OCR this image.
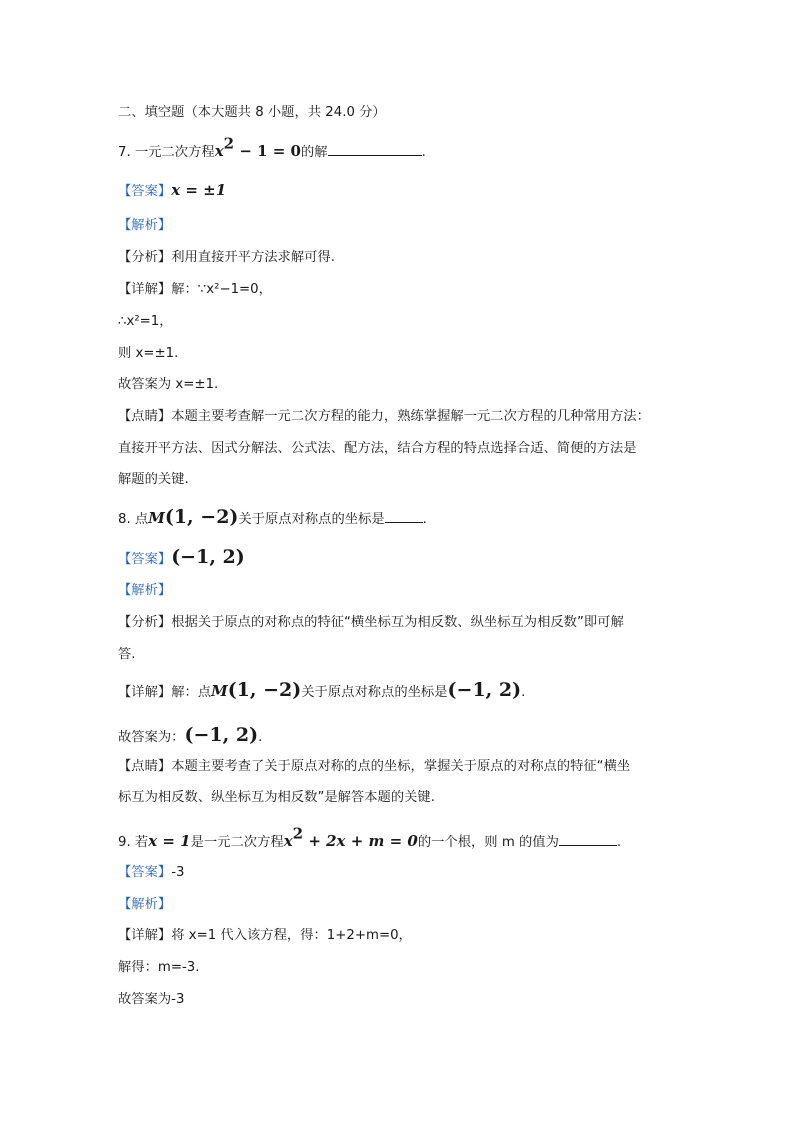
二、填空题（本大题共 8 小题，共 24.0 分）
7. 一元二次方程$x^2 - 1 = 0$的解	.
【答案】x = ±1
【解析】
【分析】利用直接开平方法求解可得.
【详解】解：∵x²−1=0，
∴x²=1，
则 x=±1.
故答案为 x=±1.
【点睛】本题主要考查解一元二次方程的能力，熟练掌握解一元二次方程的几种常用方法：
直接开平方法、因式分解法、公式法、配方法，结合方程的特点选择合适、简便的方法是
解题的关键.
8. 点M(1, −2)关于原点对称点的坐标是	.
【答案】(−1, 2)
【解析】
【分析】根据关于原点的对称点的特征“横坐标互为相反数、纵坐标互为相反数”即可解
答.
【详解】解：点M(1, −2)关于原点对称点的坐标是(−1, 2).
故答案为：(−1, 2).
【点睛】本题主要考查了关于原点对称的点的坐标，掌握关于原点的对称点的特征“横坐
标互为相反数、纵坐标互为相反数”是解答本题的关键.
9. 若x = 1是一元二次方程$x^2 + 2x + m = 0$的一个根，则 m 的值为	.
【答案】-3
【解析】
【详解】将 x=1 代入该方程，得：1+2+m=0，
解得：m=-3.
故答案为-3
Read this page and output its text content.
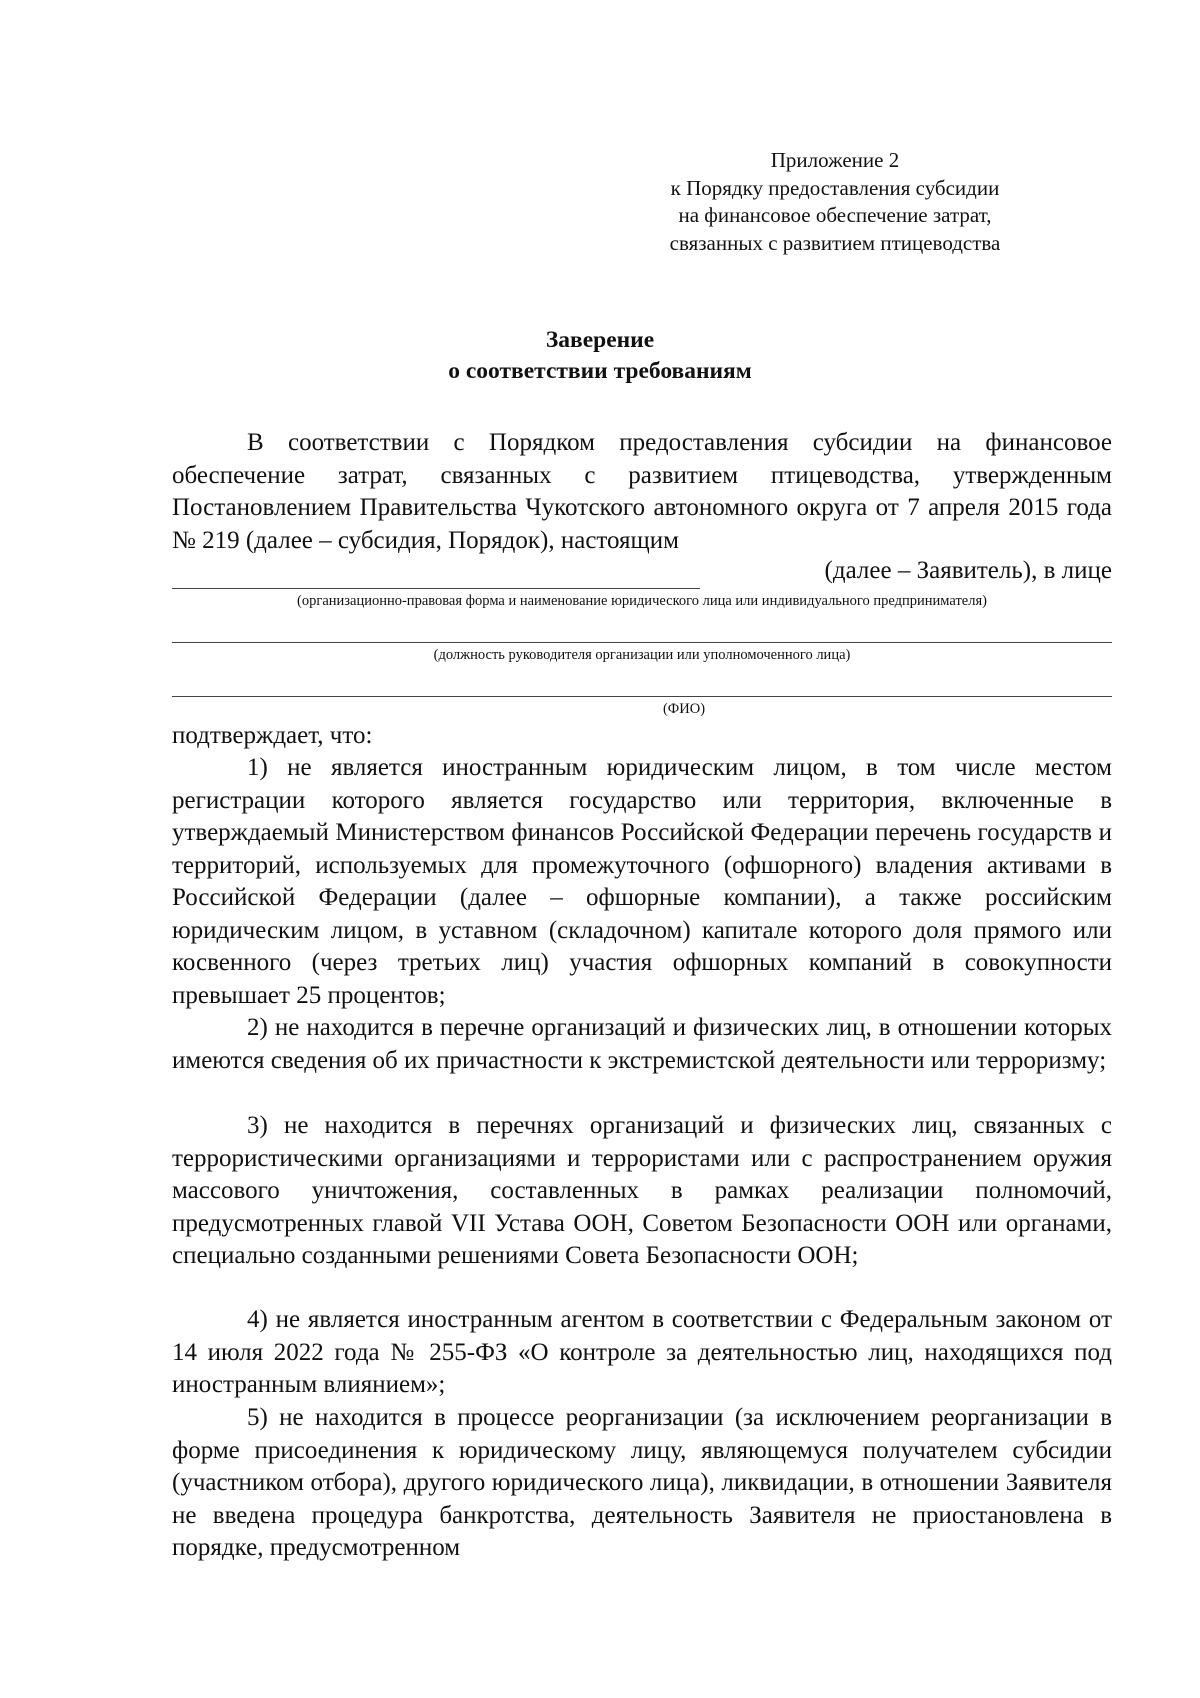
Приложение 2
к Порядку предоставления субсидии
на финансовое обеспечение затрат,
связанных с развитием птицеводства
Заверение
о соответствии требованиям
В соответствии с Порядком предоставления субсидии на финансовое обеспечение затрат, связанных с развитием птицеводства, утвержденным Постановлением Правительства Чукотского автономного округа от 7 апреля 2015 года № 219 (далее – субсидия, Порядок), настоящим
(далее – Заявитель), в лице
(организационно-правовая форма и наименование юридического лица или индивидуального предпринимателя)
(должность руководителя организации или уполномоченного лица)
(ФИО)
подтверждает, что:
1) не является иностранным юридическим лицом, в том числе местом регистрации которого является государство или территория, включенные в утверждаемый Министерством финансов Российской Федерации перечень государств и территорий, используемых для промежуточного (офшорного) владения активами в Российской Федерации (далее – офшорные компании), а также российским юридическим лицом, в уставном (складочном) капитале которого доля прямого или косвенного (через третьих лиц) участия офшорных компаний в совокупности превышает 25 процентов;
2) не находится в перечне организаций и физических лиц, в отношении которых имеются сведения об их причастности к экстремистской деятельности или терроризму;
3) не находится в перечнях организаций и физических лиц, связанных с террористическими организациями и террористами или с распространением оружия массового уничтожения, составленных в рамках реализации полномочий, предусмотренных главой VII Устава ООН, Советом Безопасности ООН или органами, специально созданными решениями Совета Безопасности ООН;
4) не является иностранным агентом в соответствии с Федеральным законом от 14 июля 2022 года № 255-ФЗ «О контроле за деятельностью лиц, находящихся под иностранным влиянием»;
5) не находится в процессе реорганизации (за исключением реорганизации в форме присоединения к юридическому лицу, являющемуся получателем субсидии (участником отбора), другого юридического лица), ликвидации, в отношении Заявителя не введена процедура банкротства, деятельность Заявителя не приостановлена в порядке, предусмотренном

== == ==

■ **What you are asked to do**:
Leave out all pictures, then copy the remaining material exactly.

■ **Worked solution**:
OCR this image.
二、填空题（本大题共 8 小题，共 24.0 分）
7. 一元二次方程$x^2 - 1 = 0$的解	.
【答案】x = ±1
【解析】
【分析】利用直接开平方法求解可得.
【详解】解：∵x²−1=0，
∴x²=1，
则 x=±1.
故答案为 x=±1.
【点睛】本题主要考查解一元二次方程的能力，熟练掌握解一元二次方程的几种常用方法：
直接开平方法、因式分解法、公式法、配方法，结合方程的特点选择合适、简便的方法是
解题的关键.
8. 点M(1, −2)关于原点对称点的坐标是	.
【答案】(−1, 2)
【解析】
【分析】根据关于原点的对称点的特征“横坐标互为相反数、纵坐标互为相反数”即可解
答.
【详解】解：点M(1, −2)关于原点对称点的坐标是(−1, 2).
故答案为：(−1, 2).
【点睛】本题主要考查了关于原点对称的点的坐标，掌握关于原点的对称点的特征“横坐
标互为相反数、纵坐标互为相反数”是解答本题的关键.
9. 若x = 1是一元二次方程$x^2 + 2x + m = 0$的一个根，则 m 的值为	.
【答案】-3
【解析】
【详解】将 x=1 代入该方程，得：1+2+m=0，
解得：m=-3.
故答案为-3
Read this page and output its text content.
Приложение 2
к Порядку предоставления субсидии
на финансовое обеспечение затрат,
связанных с развитием птицеводства
Заверение
о соответствии требованиям
В соответствии с Порядком предоставления субсидии на финансовое обеспечение затрат, связанных с развитием птицеводства, утвержденным Постановлением Правительства Чукотского автономного округа от 7 апреля 2015 года № 219 (далее – субсидия, Порядок), настоящим
(далее – Заявитель), в лице
(организационно-правовая форма и наименование юридического лица или индивидуального предпринимателя)
(должность руководителя организации или уполномоченного лица)
(ФИО)
подтверждает, что:
1) не является иностранным юридическим лицом, в том числе местом регистрации которого является государство или территория, включенные в утверждаемый Министерством финансов Российской Федерации перечень государств и территорий, используемых для промежуточного (офшорного) владения активами в Российской Федерации (далее – офшорные компании), а также российским юридическим лицом, в уставном (складочном) капитале которого доля прямого или косвенного (через третьих лиц) участия офшорных компаний в совокупности превышает 25 процентов;
2) не находится в перечне организаций и физических лиц, в отношении которых имеются сведения об их причастности к экстремистской деятельности или терроризму;
3) не находится в перечнях организаций и физических лиц, связанных с террористическими организациями и террористами или с распространением оружия массового уничтожения, составленных в рамках реализации полномочий, предусмотренных главой VII Устава ООН, Советом Безопасности ООН или органами, специально созданными решениями Совета Безопасности ООН;
4) не является иностранным агентом в соответствии с Федеральным законом от 14 июля 2022 года № 255-ФЗ «О контроле за деятельностью лиц, находящихся под иностранным влиянием»;
5) не находится в процессе реорганизации (за исключением реорганизации в форме присоединения к юридическому лицу, являющемуся получателем субсидии (участником отбора), другого юридического лица), ликвидации, в отношении Заявителя не введена процедура банкротства, деятельность Заявителя не приостановлена в порядке, предусмотренном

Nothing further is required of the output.